[Instructions for the task] Within the listing below, locate all lines containing the word "utformet". Copy each one.

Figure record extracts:
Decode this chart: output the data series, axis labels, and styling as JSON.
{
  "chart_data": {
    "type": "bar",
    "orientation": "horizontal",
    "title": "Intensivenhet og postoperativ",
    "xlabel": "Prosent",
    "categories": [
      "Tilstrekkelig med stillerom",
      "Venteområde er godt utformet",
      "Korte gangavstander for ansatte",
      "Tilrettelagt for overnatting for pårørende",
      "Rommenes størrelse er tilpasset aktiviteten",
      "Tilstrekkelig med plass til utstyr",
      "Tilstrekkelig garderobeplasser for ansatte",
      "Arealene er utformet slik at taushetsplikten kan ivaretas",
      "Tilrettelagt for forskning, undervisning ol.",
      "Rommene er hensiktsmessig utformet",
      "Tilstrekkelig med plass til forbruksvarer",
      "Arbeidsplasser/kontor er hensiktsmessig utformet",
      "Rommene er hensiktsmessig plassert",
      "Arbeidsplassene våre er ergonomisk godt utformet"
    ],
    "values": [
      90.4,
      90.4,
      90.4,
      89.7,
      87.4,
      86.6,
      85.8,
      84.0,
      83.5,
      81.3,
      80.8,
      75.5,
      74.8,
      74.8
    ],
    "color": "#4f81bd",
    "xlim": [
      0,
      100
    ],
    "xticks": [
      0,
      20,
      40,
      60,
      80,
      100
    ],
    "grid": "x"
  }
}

* * *

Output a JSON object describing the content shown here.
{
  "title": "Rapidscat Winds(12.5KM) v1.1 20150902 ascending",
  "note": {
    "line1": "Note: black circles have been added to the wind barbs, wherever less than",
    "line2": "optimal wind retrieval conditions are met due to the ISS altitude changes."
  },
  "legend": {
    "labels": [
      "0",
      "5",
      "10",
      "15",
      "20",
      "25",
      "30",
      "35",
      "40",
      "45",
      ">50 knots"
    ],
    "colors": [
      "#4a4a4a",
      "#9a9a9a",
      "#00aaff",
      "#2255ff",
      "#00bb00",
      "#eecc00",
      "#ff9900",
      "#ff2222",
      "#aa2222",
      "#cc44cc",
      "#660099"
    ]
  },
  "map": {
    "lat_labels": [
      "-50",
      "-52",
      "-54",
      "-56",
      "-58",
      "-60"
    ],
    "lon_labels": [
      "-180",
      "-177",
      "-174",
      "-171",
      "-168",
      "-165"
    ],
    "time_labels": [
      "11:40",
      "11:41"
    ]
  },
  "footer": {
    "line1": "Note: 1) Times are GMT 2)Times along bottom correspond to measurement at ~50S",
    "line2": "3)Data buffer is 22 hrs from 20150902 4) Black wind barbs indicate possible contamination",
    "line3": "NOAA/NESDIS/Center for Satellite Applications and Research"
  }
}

[In response]
      "Venteområde er godt utformet",
      "Arealene er utformet slik at taushetsplikten kan ivaretas",
      "Rommene er hensiktsmessig utformet",
      "Arbeidsplasser/kontor er hensiktsmessig utformet",
      "Arbeidsplassene våre er ergonomisk godt utformet"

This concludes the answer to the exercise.